(Extracted data entries)
^^^^

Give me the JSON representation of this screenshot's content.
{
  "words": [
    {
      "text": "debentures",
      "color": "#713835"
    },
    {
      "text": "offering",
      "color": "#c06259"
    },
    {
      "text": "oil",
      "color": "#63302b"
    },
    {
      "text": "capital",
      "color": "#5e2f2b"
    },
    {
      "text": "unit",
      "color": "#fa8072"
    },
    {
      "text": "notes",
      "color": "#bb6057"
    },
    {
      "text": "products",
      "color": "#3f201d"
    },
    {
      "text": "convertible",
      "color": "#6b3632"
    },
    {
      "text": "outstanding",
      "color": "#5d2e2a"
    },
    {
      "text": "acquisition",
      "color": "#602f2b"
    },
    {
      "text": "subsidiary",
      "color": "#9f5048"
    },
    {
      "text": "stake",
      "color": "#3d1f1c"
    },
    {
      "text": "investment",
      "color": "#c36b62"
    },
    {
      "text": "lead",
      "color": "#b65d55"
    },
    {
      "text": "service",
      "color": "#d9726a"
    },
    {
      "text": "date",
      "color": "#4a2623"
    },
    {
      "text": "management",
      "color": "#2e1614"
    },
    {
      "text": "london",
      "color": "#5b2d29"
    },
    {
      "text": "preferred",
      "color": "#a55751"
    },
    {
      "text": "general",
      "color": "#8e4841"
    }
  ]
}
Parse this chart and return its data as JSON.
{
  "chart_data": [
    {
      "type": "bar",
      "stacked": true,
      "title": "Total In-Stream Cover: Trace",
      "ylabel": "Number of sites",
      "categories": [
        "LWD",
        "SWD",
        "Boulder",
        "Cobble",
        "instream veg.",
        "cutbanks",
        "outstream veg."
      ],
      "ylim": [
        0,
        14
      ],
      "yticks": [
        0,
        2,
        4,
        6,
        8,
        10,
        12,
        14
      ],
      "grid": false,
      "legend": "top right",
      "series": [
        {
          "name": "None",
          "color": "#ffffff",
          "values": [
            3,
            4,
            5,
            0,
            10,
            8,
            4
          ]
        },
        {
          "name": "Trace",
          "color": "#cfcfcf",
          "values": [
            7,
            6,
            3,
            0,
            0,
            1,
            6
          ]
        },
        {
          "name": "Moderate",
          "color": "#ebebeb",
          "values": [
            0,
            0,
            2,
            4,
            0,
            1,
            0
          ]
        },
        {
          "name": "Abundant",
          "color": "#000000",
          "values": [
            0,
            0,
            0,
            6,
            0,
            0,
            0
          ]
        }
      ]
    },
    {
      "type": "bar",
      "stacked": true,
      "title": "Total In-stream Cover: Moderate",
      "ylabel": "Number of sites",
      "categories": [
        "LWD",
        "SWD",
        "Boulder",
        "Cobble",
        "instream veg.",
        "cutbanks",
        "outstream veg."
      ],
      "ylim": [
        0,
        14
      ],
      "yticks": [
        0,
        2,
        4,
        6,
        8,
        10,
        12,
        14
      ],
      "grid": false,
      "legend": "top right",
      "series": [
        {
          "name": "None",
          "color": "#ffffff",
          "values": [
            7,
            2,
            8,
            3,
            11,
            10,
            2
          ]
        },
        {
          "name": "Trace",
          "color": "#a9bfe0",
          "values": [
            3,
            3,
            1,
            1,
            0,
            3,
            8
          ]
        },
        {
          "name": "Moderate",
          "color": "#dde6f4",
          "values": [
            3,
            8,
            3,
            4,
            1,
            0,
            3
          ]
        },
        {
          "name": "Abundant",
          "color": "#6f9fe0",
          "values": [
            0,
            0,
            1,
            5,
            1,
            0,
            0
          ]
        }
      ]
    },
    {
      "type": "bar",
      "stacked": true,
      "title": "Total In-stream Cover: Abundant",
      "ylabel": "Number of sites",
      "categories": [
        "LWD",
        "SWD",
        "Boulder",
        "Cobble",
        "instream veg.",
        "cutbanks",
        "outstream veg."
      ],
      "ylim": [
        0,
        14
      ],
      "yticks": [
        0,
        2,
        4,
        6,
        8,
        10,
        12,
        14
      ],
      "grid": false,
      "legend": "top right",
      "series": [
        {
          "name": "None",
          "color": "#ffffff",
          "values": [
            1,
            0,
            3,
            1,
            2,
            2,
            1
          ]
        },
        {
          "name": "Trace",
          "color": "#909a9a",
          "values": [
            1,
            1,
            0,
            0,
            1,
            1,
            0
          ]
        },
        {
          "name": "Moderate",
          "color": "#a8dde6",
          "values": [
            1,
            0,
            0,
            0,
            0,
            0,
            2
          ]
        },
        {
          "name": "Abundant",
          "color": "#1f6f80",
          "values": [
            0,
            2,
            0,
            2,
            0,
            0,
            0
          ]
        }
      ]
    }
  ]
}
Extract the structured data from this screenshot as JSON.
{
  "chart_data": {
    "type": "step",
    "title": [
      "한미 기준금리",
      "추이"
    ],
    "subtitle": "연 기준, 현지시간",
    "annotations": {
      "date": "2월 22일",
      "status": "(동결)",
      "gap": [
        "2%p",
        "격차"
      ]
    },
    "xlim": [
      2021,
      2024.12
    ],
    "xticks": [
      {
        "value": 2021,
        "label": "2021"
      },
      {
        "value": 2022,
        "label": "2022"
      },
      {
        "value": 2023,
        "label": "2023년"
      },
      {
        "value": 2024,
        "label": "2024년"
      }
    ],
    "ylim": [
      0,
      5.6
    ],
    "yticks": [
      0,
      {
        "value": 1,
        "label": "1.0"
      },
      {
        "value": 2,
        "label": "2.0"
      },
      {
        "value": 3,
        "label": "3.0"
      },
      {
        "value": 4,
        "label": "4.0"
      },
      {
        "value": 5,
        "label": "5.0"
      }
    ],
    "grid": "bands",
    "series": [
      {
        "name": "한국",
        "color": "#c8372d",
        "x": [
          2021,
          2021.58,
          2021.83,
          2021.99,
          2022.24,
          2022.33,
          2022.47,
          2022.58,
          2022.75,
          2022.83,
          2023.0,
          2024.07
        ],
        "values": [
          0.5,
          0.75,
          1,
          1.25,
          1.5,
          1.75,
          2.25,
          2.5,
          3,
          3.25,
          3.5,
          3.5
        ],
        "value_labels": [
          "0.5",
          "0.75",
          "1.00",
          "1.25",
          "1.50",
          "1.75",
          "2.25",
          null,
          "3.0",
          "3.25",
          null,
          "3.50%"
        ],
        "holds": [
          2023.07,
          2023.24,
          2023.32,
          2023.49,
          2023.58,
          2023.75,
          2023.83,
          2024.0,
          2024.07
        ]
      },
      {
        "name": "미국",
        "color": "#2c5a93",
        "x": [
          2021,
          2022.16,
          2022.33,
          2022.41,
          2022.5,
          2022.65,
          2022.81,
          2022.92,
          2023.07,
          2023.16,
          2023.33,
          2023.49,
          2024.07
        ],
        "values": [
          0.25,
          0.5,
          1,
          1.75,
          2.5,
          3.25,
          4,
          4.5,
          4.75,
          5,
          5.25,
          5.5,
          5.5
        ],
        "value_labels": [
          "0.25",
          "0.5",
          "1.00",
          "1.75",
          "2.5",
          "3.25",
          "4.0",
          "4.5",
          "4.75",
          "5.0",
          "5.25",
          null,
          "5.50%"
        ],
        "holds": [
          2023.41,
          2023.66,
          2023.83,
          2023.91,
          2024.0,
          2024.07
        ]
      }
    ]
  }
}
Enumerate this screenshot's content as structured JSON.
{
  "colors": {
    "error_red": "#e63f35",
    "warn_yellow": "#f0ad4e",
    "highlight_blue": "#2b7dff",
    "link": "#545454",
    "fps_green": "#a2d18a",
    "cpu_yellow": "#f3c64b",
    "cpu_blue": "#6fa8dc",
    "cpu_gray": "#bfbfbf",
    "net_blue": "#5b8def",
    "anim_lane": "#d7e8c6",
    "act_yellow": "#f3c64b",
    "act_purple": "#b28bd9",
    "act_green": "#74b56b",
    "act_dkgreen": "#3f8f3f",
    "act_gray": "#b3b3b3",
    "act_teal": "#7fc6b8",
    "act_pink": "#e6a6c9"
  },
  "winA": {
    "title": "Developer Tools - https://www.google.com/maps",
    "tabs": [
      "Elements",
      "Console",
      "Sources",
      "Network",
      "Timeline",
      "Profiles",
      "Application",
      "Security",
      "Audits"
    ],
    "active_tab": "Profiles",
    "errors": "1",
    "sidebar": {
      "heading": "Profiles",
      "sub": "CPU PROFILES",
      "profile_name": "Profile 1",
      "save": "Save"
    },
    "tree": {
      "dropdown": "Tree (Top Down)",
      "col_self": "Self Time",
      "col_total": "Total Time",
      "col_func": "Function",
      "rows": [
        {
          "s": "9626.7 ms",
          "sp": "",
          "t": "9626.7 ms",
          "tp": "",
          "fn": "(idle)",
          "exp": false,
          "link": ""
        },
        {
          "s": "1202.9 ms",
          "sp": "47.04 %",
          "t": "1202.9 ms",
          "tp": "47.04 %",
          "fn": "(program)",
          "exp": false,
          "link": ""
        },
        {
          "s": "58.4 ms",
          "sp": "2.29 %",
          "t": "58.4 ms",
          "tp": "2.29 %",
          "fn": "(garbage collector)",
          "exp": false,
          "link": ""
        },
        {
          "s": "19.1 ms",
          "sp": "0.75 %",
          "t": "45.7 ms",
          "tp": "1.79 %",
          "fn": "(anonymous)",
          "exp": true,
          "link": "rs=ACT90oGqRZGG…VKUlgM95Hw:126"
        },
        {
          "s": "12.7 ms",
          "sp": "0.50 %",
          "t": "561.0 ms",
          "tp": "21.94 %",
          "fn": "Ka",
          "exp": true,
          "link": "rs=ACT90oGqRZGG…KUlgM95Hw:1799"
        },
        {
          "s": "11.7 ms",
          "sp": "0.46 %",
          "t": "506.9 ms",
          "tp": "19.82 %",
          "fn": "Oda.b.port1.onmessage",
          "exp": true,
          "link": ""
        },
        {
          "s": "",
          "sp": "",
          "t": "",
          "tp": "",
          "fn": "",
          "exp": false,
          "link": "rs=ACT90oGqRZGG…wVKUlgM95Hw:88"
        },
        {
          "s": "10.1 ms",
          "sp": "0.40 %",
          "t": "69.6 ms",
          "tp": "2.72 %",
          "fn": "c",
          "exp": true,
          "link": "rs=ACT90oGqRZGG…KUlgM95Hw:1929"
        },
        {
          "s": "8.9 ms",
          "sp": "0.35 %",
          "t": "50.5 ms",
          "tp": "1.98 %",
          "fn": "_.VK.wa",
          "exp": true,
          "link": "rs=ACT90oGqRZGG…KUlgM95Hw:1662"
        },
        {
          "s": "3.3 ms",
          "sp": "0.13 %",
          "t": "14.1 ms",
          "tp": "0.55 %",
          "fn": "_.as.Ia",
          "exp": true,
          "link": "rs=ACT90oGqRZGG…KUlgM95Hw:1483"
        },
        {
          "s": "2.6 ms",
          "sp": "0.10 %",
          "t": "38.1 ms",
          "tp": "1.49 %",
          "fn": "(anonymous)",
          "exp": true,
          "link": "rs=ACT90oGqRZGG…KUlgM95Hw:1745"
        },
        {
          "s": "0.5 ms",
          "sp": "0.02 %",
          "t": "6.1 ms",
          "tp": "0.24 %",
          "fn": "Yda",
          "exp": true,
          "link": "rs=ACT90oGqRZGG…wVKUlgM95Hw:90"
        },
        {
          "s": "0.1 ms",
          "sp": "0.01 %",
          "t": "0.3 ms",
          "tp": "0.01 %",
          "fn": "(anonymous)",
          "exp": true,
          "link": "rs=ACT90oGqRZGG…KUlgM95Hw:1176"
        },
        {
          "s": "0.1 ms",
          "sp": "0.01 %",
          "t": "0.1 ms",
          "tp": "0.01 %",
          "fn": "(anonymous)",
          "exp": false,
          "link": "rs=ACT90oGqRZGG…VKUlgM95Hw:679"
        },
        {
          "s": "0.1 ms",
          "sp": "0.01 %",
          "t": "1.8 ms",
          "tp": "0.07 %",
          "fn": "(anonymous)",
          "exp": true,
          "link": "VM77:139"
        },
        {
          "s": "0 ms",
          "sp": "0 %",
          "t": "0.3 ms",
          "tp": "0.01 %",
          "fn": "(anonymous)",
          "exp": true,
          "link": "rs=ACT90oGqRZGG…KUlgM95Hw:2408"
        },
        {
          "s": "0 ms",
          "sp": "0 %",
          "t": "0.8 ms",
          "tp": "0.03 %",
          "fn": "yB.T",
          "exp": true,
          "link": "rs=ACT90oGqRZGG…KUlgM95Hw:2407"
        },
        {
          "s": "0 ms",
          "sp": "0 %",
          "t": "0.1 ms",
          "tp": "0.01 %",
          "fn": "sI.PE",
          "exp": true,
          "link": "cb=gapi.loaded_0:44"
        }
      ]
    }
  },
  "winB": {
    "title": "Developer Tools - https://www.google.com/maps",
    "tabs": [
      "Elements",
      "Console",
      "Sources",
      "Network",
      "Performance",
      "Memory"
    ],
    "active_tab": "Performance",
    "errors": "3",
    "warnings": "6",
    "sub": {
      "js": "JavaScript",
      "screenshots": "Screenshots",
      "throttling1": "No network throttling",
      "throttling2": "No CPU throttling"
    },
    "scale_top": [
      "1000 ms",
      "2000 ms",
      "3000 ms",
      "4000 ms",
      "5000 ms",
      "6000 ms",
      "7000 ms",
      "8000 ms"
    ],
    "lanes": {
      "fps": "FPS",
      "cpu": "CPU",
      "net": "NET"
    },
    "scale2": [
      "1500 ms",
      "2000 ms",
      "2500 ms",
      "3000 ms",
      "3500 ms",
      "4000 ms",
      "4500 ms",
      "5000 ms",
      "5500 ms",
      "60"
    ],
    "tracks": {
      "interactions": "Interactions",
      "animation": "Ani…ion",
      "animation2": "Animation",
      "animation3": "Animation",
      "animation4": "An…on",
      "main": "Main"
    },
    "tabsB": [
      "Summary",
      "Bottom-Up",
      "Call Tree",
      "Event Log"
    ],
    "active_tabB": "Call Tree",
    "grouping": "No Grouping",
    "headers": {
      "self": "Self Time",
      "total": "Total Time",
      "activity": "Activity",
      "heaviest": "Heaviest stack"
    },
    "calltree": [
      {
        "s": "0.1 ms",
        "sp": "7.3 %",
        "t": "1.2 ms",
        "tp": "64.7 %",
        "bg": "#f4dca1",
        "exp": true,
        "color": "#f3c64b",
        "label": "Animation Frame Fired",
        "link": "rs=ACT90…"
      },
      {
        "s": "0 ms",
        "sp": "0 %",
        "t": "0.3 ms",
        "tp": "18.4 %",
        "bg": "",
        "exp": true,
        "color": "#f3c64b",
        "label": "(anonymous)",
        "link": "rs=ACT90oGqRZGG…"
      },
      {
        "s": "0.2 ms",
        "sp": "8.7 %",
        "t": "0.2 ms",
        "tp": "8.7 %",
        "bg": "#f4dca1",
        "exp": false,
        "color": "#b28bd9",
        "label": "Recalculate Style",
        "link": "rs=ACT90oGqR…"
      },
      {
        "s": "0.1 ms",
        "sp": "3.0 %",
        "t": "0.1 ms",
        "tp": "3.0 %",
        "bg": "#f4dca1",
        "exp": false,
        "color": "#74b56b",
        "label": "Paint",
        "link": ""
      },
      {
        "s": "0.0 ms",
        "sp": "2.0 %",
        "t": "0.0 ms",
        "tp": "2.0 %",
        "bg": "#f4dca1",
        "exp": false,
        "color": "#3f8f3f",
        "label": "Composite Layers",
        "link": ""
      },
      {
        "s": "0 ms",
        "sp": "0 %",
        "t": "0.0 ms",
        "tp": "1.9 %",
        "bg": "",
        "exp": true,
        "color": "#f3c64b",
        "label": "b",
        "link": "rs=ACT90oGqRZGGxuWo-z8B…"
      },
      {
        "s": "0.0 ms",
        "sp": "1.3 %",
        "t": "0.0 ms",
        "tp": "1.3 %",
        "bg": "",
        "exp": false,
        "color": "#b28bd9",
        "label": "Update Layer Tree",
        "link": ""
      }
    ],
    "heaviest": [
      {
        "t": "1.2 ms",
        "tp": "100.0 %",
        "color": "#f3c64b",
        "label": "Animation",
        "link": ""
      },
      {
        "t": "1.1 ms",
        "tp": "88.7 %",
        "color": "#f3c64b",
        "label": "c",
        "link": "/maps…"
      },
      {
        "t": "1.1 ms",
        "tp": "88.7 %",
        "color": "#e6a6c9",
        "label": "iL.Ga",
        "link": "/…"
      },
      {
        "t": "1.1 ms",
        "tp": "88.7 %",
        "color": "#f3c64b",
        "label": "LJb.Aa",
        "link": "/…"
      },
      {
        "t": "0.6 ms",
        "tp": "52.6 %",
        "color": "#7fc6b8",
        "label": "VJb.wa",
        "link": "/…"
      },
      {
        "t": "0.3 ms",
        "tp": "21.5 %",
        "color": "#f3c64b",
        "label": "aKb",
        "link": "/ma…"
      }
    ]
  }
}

^^^^

» AIM:
Return from the data every line that holds "Performance".

» ANSWER TO THE EXERCISE:
      "Performance",
    "active_tab": "Performance",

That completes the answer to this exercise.